--- Begin RECORDS PROVIDED ---

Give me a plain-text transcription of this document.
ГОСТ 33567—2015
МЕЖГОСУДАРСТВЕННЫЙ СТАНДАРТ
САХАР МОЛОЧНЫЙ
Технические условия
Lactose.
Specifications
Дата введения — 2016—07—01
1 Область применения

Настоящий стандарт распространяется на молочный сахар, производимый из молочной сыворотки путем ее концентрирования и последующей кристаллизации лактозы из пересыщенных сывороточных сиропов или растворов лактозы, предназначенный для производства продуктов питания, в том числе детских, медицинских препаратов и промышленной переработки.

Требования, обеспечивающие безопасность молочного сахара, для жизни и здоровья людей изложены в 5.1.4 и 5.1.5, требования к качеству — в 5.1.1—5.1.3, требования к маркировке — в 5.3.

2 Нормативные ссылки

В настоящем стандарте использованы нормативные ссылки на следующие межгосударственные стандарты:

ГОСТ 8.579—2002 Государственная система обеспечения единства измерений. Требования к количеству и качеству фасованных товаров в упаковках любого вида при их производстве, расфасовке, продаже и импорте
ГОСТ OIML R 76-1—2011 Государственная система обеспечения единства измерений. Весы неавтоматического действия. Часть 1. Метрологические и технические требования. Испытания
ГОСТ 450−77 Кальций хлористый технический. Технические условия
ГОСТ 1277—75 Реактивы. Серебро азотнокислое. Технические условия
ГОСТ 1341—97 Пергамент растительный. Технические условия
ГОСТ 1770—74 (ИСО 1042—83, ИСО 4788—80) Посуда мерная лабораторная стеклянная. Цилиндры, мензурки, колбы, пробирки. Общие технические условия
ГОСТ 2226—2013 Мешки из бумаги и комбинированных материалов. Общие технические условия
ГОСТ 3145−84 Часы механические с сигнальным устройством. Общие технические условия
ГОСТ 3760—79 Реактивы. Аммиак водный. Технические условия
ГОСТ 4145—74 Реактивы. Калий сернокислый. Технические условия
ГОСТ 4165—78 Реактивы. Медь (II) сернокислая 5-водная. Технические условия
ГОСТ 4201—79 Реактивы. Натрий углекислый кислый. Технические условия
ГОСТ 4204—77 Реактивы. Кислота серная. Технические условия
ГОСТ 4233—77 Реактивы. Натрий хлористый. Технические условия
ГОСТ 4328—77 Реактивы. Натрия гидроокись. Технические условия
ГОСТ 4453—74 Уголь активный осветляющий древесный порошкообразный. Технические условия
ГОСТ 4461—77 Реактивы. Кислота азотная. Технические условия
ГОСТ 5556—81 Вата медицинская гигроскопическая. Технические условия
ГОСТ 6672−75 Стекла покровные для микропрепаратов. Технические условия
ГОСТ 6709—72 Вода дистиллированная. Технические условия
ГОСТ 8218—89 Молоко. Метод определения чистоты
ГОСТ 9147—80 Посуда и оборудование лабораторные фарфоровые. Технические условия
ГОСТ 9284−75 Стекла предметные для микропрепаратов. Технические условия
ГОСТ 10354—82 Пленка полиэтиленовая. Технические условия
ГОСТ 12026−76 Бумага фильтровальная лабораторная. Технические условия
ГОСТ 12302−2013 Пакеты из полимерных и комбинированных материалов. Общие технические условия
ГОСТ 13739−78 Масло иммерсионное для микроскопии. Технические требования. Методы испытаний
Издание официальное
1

--- End RECORDS PROVIDED ---

■ SHORT EXERCISE ■
Each line of the material should be echoed exactly.

■ CORRECT RESULT ■
Give me a plain-text transcription of this document.
ГОСТ 33567—2015
МЕЖГОСУДАРСТВЕННЫЙ СТАНДАРТ
САХАР МОЛОЧНЫЙ
Технические условия
Lactose.
Specifications
Дата введения — 2016—07—01
1 Область применения

Настоящий стандарт распространяется на молочный сахар, производимый из молочной сыворотки путем ее концентрирования и последующей кристаллизации лактозы из пересыщенных сывороточных сиропов или растворов лактозы, предназначенный для производства продуктов питания, в том числе детских, медицинских препаратов и промышленной переработки.

Требования, обеспечивающие безопасность молочного сахара, для жизни и здоровья людей изложены в 5.1.4 и 5.1.5, требования к качеству — в 5.1.1—5.1.3, требования к маркировке — в 5.3.

2 Нормативные ссылки

В настоящем стандарте использованы нормативные ссылки на следующие межгосударственные стандарты:

ГОСТ 8.579—2002 Государственная система обеспечения единства измерений. Требования к количеству и качеству фасованных товаров в упаковках любого вида при их производстве, расфасовке, продаже и импорте
ГОСТ OIML R 76-1—2011 Государственная система обеспечения единства измерений. Весы неавтоматического действия. Часть 1. Метрологические и технические требования. Испытания
ГОСТ 450−77 Кальций хлористый технический. Технические условия
ГОСТ 1277—75 Реактивы. Серебро азотнокислое. Технические условия
ГОСТ 1341—97 Пергамент растительный. Технические условия
ГОСТ 1770—74 (ИСО 1042—83, ИСО 4788—80) Посуда мерная лабораторная стеклянная. Цилиндры, мензурки, колбы, пробирки. Общие технические условия
ГОСТ 2226—2013 Мешки из бумаги и комбинированных материалов. Общие технические условия
ГОСТ 3145−84 Часы механические с сигнальным устройством. Общие технические условия
ГОСТ 3760—79 Реактивы. Аммиак водный. Технические условия
ГОСТ 4145—74 Реактивы. Калий сернокислый. Технические условия
ГОСТ 4165—78 Реактивы. Медь (II) сернокислая 5-водная. Технические условия
ГОСТ 4201—79 Реактивы. Натрий углекислый кислый. Технические условия
ГОСТ 4204—77 Реактивы. Кислота серная. Технические условия
ГОСТ 4233—77 Реактивы. Натрий хлористый. Технические условия
ГОСТ 4328—77 Реактивы. Натрия гидроокись. Технические условия
ГОСТ 4453—74 Уголь активный осветляющий древесный порошкообразный. Технические условия
ГОСТ 4461—77 Реактивы. Кислота азотная. Технические условия
ГОСТ 5556—81 Вата медицинская гигроскопическая. Технические условия
ГОСТ 6672−75 Стекла покровные для микропрепаратов. Технические условия
ГОСТ 6709—72 Вода дистиллированная. Технические условия
ГОСТ 8218—89 Молоко. Метод определения чистоты
ГОСТ 9147—80 Посуда и оборудование лабораторные фарфоровые. Технические условия
ГОСТ 9284−75 Стекла предметные для микропрепаратов. Технические условия
ГОСТ 10354—82 Пленка полиэтиленовая. Технические условия
ГОСТ 12026−76 Бумага фильтровальная лабораторная. Технические условия
ГОСТ 12302−2013 Пакеты из полимерных и комбинированных материалов. Общие технические условия
ГОСТ 13739−78 Масло иммерсионное для микроскопии. Технические требования. Методы испытаний
Издание официальное
1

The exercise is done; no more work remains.